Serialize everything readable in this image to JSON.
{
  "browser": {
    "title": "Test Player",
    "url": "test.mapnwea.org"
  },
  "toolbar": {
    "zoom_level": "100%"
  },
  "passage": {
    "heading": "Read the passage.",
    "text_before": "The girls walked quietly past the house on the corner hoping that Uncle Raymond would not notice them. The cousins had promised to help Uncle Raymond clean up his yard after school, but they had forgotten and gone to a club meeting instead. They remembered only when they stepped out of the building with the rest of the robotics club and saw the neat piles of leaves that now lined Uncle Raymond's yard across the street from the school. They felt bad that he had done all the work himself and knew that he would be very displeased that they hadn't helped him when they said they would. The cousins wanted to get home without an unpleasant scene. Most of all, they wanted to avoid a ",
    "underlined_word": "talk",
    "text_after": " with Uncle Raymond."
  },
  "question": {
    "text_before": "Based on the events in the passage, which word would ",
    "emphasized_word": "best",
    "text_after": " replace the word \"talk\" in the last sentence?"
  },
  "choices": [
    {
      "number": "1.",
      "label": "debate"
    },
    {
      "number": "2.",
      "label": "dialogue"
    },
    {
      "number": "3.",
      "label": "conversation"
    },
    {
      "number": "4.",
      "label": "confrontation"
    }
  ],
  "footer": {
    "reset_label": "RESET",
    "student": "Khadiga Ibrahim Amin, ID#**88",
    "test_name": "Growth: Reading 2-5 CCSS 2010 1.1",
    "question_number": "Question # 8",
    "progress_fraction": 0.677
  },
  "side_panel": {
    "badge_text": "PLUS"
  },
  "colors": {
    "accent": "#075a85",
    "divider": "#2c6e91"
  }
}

● Directions for this task
Please quote every record above exactly as it appears.

● Answer to this task
Serialize everything readable in this image to JSON.
{
  "browser": {
    "title": "Test Player",
    "url": "test.mapnwea.org"
  },
  "toolbar": {
    "zoom_level": "100%"
  },
  "passage": {
    "heading": "Read the passage.",
    "text_before": "The girls walked quietly past the house on the corner hoping that Uncle Raymond would not notice them. The cousins had promised to help Uncle Raymond clean up his yard after school, but they had forgotten and gone to a club meeting instead. They remembered only when they stepped out of the building with the rest of the robotics club and saw the neat piles of leaves that now lined Uncle Raymond's yard across the street from the school. They felt bad that he had done all the work himself and knew that he would be very displeased that they hadn't helped him when they said they would. The cousins wanted to get home without an unpleasant scene. Most of all, they wanted to avoid a ",
    "underlined_word": "talk",
    "text_after": " with Uncle Raymond."
  },
  "question": {
    "text_before": "Based on the events in the passage, which word would ",
    "emphasized_word": "best",
    "text_after": " replace the word \"talk\" in the last sentence?"
  },
  "choices": [
    {
      "number": "1.",
      "label": "debate"
    },
    {
      "number": "2.",
      "label": "dialogue"
    },
    {
      "number": "3.",
      "label": "conversation"
    },
    {
      "number": "4.",
      "label": "confrontation"
    }
  ],
  "footer": {
    "reset_label": "RESET",
    "student": "Khadiga Ibrahim Amin, ID#**88",
    "test_name": "Growth: Reading 2-5 CCSS 2010 1.1",
    "question_number": "Question # 8",
    "progress_fraction": 0.677
  },
  "side_panel": {
    "badge_text": "PLUS"
  },
  "colors": {
    "accent": "#075a85",
    "divider": "#2c6e91"
  }
}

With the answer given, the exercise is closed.